● Objective: Where a line in the listing below contains the word "Frequency", copy that line.

● Exercise input:
———
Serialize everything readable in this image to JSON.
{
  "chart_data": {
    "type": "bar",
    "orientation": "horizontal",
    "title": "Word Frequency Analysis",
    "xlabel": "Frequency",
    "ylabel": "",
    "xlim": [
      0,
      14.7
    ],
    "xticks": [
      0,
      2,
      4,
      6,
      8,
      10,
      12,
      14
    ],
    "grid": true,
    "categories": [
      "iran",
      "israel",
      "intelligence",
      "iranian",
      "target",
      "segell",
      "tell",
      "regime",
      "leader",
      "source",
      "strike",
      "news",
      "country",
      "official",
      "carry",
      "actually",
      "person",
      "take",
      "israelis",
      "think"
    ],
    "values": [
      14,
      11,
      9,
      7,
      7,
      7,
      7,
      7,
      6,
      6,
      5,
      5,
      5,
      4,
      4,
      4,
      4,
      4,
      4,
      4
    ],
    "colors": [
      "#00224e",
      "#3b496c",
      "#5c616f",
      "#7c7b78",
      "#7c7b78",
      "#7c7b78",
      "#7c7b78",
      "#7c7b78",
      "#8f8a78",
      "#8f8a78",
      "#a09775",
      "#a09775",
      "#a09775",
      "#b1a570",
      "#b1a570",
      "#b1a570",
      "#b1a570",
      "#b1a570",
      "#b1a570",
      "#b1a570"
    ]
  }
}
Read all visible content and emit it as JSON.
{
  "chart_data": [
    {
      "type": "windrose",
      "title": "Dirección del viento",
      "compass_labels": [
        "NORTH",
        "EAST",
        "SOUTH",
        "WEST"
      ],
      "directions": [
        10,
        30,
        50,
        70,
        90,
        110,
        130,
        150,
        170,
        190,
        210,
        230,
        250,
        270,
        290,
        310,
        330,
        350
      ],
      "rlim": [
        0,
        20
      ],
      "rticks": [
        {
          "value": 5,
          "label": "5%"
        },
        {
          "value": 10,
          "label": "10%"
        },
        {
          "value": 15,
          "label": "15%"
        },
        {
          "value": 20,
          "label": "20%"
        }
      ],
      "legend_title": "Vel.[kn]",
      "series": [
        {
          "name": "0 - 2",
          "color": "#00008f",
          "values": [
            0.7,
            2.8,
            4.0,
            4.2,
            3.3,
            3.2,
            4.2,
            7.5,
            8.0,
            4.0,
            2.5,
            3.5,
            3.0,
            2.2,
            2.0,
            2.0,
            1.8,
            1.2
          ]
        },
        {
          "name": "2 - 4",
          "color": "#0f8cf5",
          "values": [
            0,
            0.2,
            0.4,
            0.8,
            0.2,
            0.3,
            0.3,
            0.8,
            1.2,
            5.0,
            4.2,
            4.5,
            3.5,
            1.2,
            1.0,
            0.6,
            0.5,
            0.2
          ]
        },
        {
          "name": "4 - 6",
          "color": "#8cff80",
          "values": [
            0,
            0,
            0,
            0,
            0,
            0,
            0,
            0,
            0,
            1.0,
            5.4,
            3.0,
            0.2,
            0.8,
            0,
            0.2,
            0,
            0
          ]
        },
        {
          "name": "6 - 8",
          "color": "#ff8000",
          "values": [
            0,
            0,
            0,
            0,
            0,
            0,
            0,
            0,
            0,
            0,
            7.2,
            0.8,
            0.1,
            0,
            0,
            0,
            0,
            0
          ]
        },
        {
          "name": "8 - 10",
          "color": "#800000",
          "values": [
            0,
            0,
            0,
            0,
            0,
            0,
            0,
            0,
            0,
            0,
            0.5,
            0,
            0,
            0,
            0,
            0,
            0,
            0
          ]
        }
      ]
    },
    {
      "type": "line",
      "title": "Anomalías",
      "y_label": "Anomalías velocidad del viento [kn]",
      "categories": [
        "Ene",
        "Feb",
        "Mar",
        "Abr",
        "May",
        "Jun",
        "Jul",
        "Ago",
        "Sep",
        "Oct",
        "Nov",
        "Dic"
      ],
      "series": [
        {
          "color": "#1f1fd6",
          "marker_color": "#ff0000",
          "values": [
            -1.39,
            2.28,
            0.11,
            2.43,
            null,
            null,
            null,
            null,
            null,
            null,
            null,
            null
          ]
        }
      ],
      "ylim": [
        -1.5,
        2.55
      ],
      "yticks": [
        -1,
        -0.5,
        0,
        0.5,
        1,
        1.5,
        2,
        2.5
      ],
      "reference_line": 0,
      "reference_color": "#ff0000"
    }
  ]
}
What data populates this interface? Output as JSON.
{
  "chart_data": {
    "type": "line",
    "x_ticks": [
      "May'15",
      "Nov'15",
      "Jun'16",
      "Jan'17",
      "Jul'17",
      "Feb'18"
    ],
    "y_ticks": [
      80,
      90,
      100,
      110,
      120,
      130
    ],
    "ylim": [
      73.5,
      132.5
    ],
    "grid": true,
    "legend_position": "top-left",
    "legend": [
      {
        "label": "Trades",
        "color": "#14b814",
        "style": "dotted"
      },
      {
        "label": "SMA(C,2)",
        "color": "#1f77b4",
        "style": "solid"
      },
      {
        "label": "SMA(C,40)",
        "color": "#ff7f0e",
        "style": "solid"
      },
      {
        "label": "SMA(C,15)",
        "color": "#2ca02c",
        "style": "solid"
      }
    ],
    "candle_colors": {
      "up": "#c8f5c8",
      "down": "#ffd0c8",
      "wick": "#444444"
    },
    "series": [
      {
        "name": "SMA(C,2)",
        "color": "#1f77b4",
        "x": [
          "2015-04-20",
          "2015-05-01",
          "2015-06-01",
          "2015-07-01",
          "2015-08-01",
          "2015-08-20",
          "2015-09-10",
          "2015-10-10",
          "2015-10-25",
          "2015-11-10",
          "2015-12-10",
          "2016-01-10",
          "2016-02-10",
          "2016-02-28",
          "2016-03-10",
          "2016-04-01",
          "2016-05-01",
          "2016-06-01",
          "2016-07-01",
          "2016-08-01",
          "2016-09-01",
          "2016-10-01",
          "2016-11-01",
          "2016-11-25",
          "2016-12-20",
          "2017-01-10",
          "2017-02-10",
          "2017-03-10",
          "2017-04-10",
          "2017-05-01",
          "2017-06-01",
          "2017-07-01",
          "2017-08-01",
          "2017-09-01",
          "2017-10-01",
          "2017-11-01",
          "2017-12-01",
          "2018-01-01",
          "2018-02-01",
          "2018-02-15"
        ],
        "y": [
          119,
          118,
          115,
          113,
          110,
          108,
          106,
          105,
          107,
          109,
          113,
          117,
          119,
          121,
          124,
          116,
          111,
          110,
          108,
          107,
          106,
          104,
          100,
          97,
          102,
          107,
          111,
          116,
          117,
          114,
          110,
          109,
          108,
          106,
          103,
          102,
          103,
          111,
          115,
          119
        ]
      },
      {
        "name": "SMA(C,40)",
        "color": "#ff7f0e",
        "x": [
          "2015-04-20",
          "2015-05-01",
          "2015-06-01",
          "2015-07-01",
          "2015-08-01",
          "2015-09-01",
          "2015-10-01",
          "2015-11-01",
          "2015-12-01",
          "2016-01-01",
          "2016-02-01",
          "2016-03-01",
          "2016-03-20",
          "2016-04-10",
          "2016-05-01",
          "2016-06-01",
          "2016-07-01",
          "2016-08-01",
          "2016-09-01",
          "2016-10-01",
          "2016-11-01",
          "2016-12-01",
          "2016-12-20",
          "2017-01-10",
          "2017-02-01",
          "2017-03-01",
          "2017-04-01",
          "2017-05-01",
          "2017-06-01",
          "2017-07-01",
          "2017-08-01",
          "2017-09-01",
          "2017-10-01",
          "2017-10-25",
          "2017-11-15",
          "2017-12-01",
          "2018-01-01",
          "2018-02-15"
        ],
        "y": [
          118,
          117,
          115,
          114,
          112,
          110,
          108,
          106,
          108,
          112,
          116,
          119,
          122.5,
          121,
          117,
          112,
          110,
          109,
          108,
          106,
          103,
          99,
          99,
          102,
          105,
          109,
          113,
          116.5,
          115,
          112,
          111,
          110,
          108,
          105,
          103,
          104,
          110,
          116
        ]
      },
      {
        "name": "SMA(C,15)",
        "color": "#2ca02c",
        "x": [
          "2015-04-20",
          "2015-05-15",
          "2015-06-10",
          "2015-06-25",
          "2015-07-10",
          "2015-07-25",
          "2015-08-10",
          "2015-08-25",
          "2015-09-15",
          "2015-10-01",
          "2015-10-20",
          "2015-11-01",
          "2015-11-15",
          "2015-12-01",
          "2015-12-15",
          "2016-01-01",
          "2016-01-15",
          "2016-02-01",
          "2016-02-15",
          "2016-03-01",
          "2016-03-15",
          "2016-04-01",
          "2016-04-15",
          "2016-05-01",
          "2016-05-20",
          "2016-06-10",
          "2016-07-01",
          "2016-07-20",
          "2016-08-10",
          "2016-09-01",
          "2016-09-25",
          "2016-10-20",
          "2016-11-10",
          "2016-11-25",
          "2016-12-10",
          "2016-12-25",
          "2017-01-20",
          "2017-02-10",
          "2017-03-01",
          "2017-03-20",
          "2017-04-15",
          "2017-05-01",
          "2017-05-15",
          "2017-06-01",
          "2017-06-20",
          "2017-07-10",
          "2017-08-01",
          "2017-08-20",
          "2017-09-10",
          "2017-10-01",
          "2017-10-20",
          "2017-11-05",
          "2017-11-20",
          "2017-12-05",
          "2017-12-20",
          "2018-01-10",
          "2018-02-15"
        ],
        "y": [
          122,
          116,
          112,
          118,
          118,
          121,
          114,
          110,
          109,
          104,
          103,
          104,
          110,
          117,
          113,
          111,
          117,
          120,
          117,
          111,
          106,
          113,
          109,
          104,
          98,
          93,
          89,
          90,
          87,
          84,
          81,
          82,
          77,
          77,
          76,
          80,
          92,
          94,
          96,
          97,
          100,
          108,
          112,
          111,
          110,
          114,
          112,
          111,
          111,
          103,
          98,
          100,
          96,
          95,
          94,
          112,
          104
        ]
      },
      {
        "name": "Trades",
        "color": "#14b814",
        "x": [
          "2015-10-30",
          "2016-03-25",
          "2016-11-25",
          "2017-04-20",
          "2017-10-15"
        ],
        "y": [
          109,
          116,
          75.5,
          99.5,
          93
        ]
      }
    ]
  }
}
———
● Response for this exercise:
    "title": "Word Frequency Analysis",
    "xlabel": "Frequency",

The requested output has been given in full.